Data provided =
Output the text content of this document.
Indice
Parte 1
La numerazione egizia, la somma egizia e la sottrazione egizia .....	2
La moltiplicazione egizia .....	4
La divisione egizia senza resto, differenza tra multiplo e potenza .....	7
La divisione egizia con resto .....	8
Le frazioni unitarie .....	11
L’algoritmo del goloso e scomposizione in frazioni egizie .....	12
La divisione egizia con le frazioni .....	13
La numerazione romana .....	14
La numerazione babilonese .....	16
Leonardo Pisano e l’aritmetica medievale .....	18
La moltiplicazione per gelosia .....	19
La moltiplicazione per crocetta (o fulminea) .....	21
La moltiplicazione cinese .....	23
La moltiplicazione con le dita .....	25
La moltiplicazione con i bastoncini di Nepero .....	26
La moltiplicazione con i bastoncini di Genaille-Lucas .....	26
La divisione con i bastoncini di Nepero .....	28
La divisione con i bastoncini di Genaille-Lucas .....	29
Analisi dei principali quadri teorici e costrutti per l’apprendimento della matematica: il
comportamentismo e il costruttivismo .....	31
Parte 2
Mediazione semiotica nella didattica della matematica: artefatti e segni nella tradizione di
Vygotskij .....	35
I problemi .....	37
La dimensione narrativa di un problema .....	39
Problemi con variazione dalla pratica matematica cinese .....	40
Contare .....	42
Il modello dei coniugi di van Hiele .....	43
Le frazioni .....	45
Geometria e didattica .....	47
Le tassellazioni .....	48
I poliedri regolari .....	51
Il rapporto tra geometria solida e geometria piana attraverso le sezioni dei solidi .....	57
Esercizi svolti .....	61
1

Exercise directions = Find all lines where the word "egizia" appears. Copy them.

Solution to the problem =
La numerazione egizia, la somma egizia e la sottrazione egizia .....	2
La moltiplicazione egizia .....	4
La divisione egizia senza resto, differenza tra multiplo e potenza .....	7
La divisione egizia con resto .....	8
La divisione egizia con le frazioni .....	13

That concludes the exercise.